TASK STATEMENT =
Your task is to retype each line of the data below exactly.

--- Begin ---

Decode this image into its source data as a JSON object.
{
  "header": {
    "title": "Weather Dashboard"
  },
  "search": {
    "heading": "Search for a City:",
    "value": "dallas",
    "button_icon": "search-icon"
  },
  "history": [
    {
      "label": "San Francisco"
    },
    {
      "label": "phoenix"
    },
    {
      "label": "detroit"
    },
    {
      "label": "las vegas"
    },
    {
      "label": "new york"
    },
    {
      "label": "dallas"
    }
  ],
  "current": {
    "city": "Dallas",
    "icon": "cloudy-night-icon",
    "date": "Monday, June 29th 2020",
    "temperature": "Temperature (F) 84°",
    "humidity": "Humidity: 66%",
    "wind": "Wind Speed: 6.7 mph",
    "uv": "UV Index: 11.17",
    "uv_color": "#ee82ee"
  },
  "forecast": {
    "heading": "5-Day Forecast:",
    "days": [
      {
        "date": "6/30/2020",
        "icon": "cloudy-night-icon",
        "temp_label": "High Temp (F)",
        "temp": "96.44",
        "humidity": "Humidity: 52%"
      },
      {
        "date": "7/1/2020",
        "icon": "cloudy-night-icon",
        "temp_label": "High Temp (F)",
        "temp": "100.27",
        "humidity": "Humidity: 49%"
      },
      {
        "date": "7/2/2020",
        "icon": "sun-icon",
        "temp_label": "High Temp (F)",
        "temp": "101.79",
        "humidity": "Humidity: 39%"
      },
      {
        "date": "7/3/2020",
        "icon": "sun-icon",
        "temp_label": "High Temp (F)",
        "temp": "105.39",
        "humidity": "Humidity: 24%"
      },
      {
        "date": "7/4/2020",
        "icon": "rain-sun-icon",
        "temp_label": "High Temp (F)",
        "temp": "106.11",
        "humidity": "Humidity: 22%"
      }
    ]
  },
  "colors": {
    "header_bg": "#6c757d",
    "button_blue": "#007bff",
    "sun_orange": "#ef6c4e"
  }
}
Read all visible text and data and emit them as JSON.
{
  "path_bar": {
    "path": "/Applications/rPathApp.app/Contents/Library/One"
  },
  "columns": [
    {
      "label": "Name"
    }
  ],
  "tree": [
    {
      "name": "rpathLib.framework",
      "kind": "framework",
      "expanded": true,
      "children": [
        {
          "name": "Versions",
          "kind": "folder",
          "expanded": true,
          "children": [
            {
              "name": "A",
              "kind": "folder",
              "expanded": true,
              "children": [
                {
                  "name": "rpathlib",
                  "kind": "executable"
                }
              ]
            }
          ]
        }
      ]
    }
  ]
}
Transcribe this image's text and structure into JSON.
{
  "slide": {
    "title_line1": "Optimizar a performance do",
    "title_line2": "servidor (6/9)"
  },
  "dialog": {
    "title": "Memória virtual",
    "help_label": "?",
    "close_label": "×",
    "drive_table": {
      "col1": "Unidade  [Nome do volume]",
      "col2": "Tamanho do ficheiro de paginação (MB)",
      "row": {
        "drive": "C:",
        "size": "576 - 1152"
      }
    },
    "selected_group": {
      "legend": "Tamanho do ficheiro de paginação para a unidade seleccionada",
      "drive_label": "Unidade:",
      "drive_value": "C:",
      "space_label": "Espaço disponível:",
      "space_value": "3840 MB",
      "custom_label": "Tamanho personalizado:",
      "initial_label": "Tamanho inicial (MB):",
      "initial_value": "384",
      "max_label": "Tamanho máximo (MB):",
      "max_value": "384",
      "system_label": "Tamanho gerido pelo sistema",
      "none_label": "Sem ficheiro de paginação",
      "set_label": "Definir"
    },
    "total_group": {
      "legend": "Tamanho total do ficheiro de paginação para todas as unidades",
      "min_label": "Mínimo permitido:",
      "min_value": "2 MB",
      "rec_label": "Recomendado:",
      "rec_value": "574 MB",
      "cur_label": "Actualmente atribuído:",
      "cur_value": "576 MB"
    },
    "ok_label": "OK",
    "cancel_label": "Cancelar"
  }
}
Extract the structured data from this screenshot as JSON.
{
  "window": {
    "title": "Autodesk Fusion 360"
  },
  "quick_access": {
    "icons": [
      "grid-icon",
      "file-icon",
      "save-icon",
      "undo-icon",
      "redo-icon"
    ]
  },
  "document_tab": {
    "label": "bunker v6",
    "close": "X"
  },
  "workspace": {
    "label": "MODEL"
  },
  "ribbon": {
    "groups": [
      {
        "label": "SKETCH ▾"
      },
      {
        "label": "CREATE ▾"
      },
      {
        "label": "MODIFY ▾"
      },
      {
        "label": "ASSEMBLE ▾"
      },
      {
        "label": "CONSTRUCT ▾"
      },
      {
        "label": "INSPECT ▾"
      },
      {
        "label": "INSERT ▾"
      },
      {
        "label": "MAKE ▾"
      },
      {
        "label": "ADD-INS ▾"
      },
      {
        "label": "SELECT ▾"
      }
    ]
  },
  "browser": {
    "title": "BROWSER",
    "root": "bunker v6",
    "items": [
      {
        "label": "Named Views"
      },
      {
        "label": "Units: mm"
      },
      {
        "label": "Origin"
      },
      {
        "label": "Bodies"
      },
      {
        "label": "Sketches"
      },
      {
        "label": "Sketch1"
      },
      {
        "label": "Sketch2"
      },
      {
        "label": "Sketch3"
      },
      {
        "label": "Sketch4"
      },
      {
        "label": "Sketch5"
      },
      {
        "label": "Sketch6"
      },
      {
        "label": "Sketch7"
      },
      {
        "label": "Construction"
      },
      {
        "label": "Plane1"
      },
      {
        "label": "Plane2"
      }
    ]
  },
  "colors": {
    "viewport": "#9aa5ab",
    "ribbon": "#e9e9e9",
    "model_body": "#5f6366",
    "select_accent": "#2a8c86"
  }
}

--- End ---

COMPLETE RESPONSE =
Decode this image into its source data as a JSON object.
{
  "header": {
    "title": "Weather Dashboard"
  },
  "search": {
    "heading": "Search for a City:",
    "value": "dallas",
    "button_icon": "search-icon"
  },
  "history": [
    {
      "label": "San Francisco"
    },
    {
      "label": "phoenix"
    },
    {
      "label": "detroit"
    },
    {
      "label": "las vegas"
    },
    {
      "label": "new york"
    },
    {
      "label": "dallas"
    }
  ],
  "current": {
    "city": "Dallas",
    "icon": "cloudy-night-icon",
    "date": "Monday, June 29th 2020",
    "temperature": "Temperature (F) 84°",
    "humidity": "Humidity: 66%",
    "wind": "Wind Speed: 6.7 mph",
    "uv": "UV Index: 11.17",
    "uv_color": "#ee82ee"
  },
  "forecast": {
    "heading": "5-Day Forecast:",
    "days": [
      {
        "date": "6/30/2020",
        "icon": "cloudy-night-icon",
        "temp_label": "High Temp (F)",
        "temp": "96.44",
        "humidity": "Humidity: 52%"
      },
      {
        "date": "7/1/2020",
        "icon": "cloudy-night-icon",
        "temp_label": "High Temp (F)",
        "temp": "100.27",
        "humidity": "Humidity: 49%"
      },
      {
        "date": "7/2/2020",
        "icon": "sun-icon",
        "temp_label": "High Temp (F)",
        "temp": "101.79",
        "humidity": "Humidity: 39%"
      },
      {
        "date": "7/3/2020",
        "icon": "sun-icon",
        "temp_label": "High Temp (F)",
        "temp": "105.39",
        "humidity": "Humidity: 24%"
      },
      {
        "date": "7/4/2020",
        "icon": "rain-sun-icon",
        "temp_label": "High Temp (F)",
        "temp": "106.11",
        "humidity": "Humidity: 22%"
      }
    ]
  },
  "colors": {
    "header_bg": "#6c757d",
    "button_blue": "#007bff",
    "sun_orange": "#ef6c4e"
  }
}
Read all visible text and data and emit them as JSON.
{
  "path_bar": {
    "path": "/Applications/rPathApp.app/Contents/Library/One"
  },
  "columns": [
    {
      "label": "Name"
    }
  ],
  "tree": [
    {
      "name": "rpathLib.framework",
      "kind": "framework",
      "expanded": true,
      "children": [
        {
          "name": "Versions",
          "kind": "folder",
          "expanded": true,
          "children": [
            {
              "name": "A",
              "kind": "folder",
              "expanded": true,
              "children": [
                {
                  "name": "rpathlib",
                  "kind": "executable"
                }
              ]
            }
          ]
        }
      ]
    }
  ]
}
Transcribe this image's text and structure into JSON.
{
  "slide": {
    "title_line1": "Optimizar a performance do",
    "title_line2": "servidor (6/9)"
  },
  "dialog": {
    "title": "Memória virtual",
    "help_label": "?",
    "close_label": "×",
    "drive_table": {
      "col1": "Unidade  [Nome do volume]",
      "col2": "Tamanho do ficheiro de paginação (MB)",
      "row": {
        "drive": "C:",
        "size": "576 - 1152"
      }
    },
    "selected_group": {
      "legend": "Tamanho do ficheiro de paginação para a unidade seleccionada",
      "drive_label": "Unidade:",
      "drive_value": "C:",
      "space_label": "Espaço disponível:",
      "space_value": "3840 MB",
      "custom_label": "Tamanho personalizado:",
      "initial_label": "Tamanho inicial (MB):",
      "initial_value": "384",
      "max_label": "Tamanho máximo (MB):",
      "max_value": "384",
      "system_label": "Tamanho gerido pelo sistema",
      "none_label": "Sem ficheiro de paginação",
      "set_label": "Definir"
    },
    "total_group": {
      "legend": "Tamanho total do ficheiro de paginação para todas as unidades",
      "min_label": "Mínimo permitido:",
      "min_value": "2 MB",
      "rec_label": "Recomendado:",
      "rec_value": "574 MB",
      "cur_label": "Actualmente atribuído:",
      "cur_value": "576 MB"
    },
    "ok_label": "OK",
    "cancel_label": "Cancelar"
  }
}
Extract the structured data from this screenshot as JSON.
{
  "window": {
    "title": "Autodesk Fusion 360"
  },
  "quick_access": {
    "icons": [
      "grid-icon",
      "file-icon",
      "save-icon",
      "undo-icon",
      "redo-icon"
    ]
  },
  "document_tab": {
    "label": "bunker v6",
    "close": "X"
  },
  "workspace": {
    "label": "MODEL"
  },
  "ribbon": {
    "groups": [
      {
        "label": "SKETCH ▾"
      },
      {
        "label": "CREATE ▾"
      },
      {
        "label": "MODIFY ▾"
      },
      {
        "label": "ASSEMBLE ▾"
      },
      {
        "label": "CONSTRUCT ▾"
      },
      {
        "label": "INSPECT ▾"
      },
      {
        "label": "INSERT ▾"
      },
      {
        "label": "MAKE ▾"
      },
      {
        "label": "ADD-INS ▾"
      },
      {
        "label": "SELECT ▾"
      }
    ]
  },
  "browser": {
    "title": "BROWSER",
    "root": "bunker v6",
    "items": [
      {
        "label": "Named Views"
      },
      {
        "label": "Units: mm"
      },
      {
        "label": "Origin"
      },
      {
        "label": "Bodies"
      },
      {
        "label": "Sketches"
      },
      {
        "label": "Sketch1"
      },
      {
        "label": "Sketch2"
      },
      {
        "label": "Sketch3"
      },
      {
        "label": "Sketch4"
      },
      {
        "label": "Sketch5"
      },
      {
        "label": "Sketch6"
      },
      {
        "label": "Sketch7"
      },
      {
        "label": "Construction"
      },
      {
        "label": "Plane1"
      },
      {
        "label": "Plane2"
      }
    ]
  },
  "colors": {
    "viewport": "#9aa5ab",
    "ribbon": "#e9e9e9",
    "model_body": "#5f6366",
    "select_accent": "#2a8c86"
  }
}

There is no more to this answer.